### [Written exercise]
Write out the whole listing, matching it exactly.
[START]
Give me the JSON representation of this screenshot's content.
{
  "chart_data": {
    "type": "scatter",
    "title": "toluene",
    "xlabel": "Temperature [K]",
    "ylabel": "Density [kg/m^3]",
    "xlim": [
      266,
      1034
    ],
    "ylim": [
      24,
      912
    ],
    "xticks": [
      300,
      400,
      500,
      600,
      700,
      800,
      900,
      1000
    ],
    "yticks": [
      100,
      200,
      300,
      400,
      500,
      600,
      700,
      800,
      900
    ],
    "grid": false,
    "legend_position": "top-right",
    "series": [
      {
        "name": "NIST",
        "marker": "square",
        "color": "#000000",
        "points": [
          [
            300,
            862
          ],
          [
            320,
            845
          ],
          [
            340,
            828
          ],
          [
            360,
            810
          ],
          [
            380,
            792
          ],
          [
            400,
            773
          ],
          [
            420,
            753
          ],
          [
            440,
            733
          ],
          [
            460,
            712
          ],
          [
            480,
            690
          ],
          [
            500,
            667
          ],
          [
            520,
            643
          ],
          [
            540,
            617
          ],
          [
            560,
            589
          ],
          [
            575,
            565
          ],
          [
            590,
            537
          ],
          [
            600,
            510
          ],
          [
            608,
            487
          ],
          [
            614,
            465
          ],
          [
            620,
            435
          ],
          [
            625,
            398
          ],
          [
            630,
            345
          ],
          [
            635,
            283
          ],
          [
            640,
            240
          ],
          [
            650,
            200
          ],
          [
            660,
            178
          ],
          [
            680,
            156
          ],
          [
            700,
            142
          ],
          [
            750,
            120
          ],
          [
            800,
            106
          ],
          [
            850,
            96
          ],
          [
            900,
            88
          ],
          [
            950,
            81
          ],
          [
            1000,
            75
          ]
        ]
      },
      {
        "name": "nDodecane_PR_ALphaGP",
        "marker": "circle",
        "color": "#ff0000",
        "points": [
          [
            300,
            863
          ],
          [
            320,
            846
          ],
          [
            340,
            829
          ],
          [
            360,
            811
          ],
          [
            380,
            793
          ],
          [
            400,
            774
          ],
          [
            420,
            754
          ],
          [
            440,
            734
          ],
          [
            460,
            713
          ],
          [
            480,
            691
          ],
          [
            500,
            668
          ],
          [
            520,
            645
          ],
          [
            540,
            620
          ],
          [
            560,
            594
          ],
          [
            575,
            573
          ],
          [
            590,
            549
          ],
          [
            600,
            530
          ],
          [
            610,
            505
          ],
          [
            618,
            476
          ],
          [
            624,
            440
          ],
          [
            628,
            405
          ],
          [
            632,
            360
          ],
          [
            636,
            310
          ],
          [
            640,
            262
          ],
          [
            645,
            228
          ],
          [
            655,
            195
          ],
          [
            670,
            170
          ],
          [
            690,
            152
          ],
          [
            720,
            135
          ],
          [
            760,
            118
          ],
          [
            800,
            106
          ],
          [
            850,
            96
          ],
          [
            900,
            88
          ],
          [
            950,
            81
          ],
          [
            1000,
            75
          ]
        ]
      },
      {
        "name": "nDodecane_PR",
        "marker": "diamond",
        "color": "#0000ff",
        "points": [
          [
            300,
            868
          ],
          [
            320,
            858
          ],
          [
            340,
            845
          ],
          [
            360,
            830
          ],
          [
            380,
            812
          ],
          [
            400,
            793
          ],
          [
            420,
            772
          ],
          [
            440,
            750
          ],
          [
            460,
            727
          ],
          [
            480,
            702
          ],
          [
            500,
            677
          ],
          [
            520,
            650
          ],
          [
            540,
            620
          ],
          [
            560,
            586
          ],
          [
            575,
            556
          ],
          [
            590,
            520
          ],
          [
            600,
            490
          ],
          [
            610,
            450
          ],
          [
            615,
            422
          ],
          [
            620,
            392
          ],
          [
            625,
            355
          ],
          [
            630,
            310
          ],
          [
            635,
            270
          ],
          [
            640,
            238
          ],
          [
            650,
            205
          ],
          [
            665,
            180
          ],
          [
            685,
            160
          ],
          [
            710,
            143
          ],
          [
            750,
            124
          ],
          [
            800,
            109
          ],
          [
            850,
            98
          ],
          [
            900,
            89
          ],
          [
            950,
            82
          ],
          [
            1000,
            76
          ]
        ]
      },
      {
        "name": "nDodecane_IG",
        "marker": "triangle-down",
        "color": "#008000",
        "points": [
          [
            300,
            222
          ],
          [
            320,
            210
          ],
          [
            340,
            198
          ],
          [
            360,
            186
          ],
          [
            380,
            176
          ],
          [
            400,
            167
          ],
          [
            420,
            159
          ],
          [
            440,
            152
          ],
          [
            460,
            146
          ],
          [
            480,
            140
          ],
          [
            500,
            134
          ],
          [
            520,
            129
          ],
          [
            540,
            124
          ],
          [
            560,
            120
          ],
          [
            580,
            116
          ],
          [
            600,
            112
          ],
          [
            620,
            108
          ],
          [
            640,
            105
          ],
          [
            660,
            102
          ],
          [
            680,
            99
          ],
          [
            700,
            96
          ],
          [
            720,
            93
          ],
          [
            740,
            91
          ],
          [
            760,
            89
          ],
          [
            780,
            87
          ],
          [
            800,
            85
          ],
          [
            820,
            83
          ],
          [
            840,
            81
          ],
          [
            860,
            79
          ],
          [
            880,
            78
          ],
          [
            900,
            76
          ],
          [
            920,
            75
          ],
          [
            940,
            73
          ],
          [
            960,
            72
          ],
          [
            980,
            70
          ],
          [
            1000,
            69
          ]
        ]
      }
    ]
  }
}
[END]
### [Correct output]
Give me the JSON representation of this screenshot's content.
{
  "chart_data": {
    "type": "scatter",
    "title": "toluene",
    "xlabel": "Temperature [K]",
    "ylabel": "Density [kg/m^3]",
    "xlim": [
      266,
      1034
    ],
    "ylim": [
      24,
      912
    ],
    "xticks": [
      300,
      400,
      500,
      600,
      700,
      800,
      900,
      1000
    ],
    "yticks": [
      100,
      200,
      300,
      400,
      500,
      600,
      700,
      800,
      900
    ],
    "grid": false,
    "legend_position": "top-right",
    "series": [
      {
        "name": "NIST",
        "marker": "square",
        "color": "#000000",
        "points": [
          [
            300,
            862
          ],
          [
            320,
            845
          ],
          [
            340,
            828
          ],
          [
            360,
            810
          ],
          [
            380,
            792
          ],
          [
            400,
            773
          ],
          [
            420,
            753
          ],
          [
            440,
            733
          ],
          [
            460,
            712
          ],
          [
            480,
            690
          ],
          [
            500,
            667
          ],
          [
            520,
            643
          ],
          [
            540,
            617
          ],
          [
            560,
            589
          ],
          [
            575,
            565
          ],
          [
            590,
            537
          ],
          [
            600,
            510
          ],
          [
            608,
            487
          ],
          [
            614,
            465
          ],
          [
            620,
            435
          ],
          [
            625,
            398
          ],
          [
            630,
            345
          ],
          [
            635,
            283
          ],
          [
            640,
            240
          ],
          [
            650,
            200
          ],
          [
            660,
            178
          ],
          [
            680,
            156
          ],
          [
            700,
            142
          ],
          [
            750,
            120
          ],
          [
            800,
            106
          ],
          [
            850,
            96
          ],
          [
            900,
            88
          ],
          [
            950,
            81
          ],
          [
            1000,
            75
          ]
        ]
      },
      {
        "name": "nDodecane_PR_ALphaGP",
        "marker": "circle",
        "color": "#ff0000",
        "points": [
          [
            300,
            863
          ],
          [
            320,
            846
          ],
          [
            340,
            829
          ],
          [
            360,
            811
          ],
          [
            380,
            793
          ],
          [
            400,
            774
          ],
          [
            420,
            754
          ],
          [
            440,
            734
          ],
          [
            460,
            713
          ],
          [
            480,
            691
          ],
          [
            500,
            668
          ],
          [
            520,
            645
          ],
          [
            540,
            620
          ],
          [
            560,
            594
          ],
          [
            575,
            573
          ],
          [
            590,
            549
          ],
          [
            600,
            530
          ],
          [
            610,
            505
          ],
          [
            618,
            476
          ],
          [
            624,
            440
          ],
          [
            628,
            405
          ],
          [
            632,
            360
          ],
          [
            636,
            310
          ],
          [
            640,
            262
          ],
          [
            645,
            228
          ],
          [
            655,
            195
          ],
          [
            670,
            170
          ],
          [
            690,
            152
          ],
          [
            720,
            135
          ],
          [
            760,
            118
          ],
          [
            800,
            106
          ],
          [
            850,
            96
          ],
          [
            900,
            88
          ],
          [
            950,
            81
          ],
          [
            1000,
            75
          ]
        ]
      },
      {
        "name": "nDodecane_PR",
        "marker": "diamond",
        "color": "#0000ff",
        "points": [
          [
            300,
            868
          ],
          [
            320,
            858
          ],
          [
            340,
            845
          ],
          [
            360,
            830
          ],
          [
            380,
            812
          ],
          [
            400,
            793
          ],
          [
            420,
            772
          ],
          [
            440,
            750
          ],
          [
            460,
            727
          ],
          [
            480,
            702
          ],
          [
            500,
            677
          ],
          [
            520,
            650
          ],
          [
            540,
            620
          ],
          [
            560,
            586
          ],
          [
            575,
            556
          ],
          [
            590,
            520
          ],
          [
            600,
            490
          ],
          [
            610,
            450
          ],
          [
            615,
            422
          ],
          [
            620,
            392
          ],
          [
            625,
            355
          ],
          [
            630,
            310
          ],
          [
            635,
            270
          ],
          [
            640,
            238
          ],
          [
            650,
            205
          ],
          [
            665,
            180
          ],
          [
            685,
            160
          ],
          [
            710,
            143
          ],
          [
            750,
            124
          ],
          [
            800,
            109
          ],
          [
            850,
            98
          ],
          [
            900,
            89
          ],
          [
            950,
            82
          ],
          [
            1000,
            76
          ]
        ]
      },
      {
        "name": "nDodecane_IG",
        "marker": "triangle-down",
        "color": "#008000",
        "points": [
          [
            300,
            222
          ],
          [
            320,
            210
          ],
          [
            340,
            198
          ],
          [
            360,
            186
          ],
          [
            380,
            176
          ],
          [
            400,
            167
          ],
          [
            420,
            159
          ],
          [
            440,
            152
          ],
          [
            460,
            146
          ],
          [
            480,
            140
          ],
          [
            500,
            134
          ],
          [
            520,
            129
          ],
          [
            540,
            124
          ],
          [
            560,
            120
          ],
          [
            580,
            116
          ],
          [
            600,
            112
          ],
          [
            620,
            108
          ],
          [
            640,
            105
          ],
          [
            660,
            102
          ],
          [
            680,
            99
          ],
          [
            700,
            96
          ],
          [
            720,
            93
          ],
          [
            740,
            91
          ],
          [
            760,
            89
          ],
          [
            780,
            87
          ],
          [
            800,
            85
          ],
          [
            820,
            83
          ],
          [
            840,
            81
          ],
          [
            860,
            79
          ],
          [
            880,
            78
          ],
          [
            900,
            76
          ],
          [
            920,
            75
          ],
          [
            940,
            73
          ],
          [
            960,
            72
          ],
          [
            980,
            70
          ],
          [
            1000,
            69
          ]
        ]
      }
    ]
  }
}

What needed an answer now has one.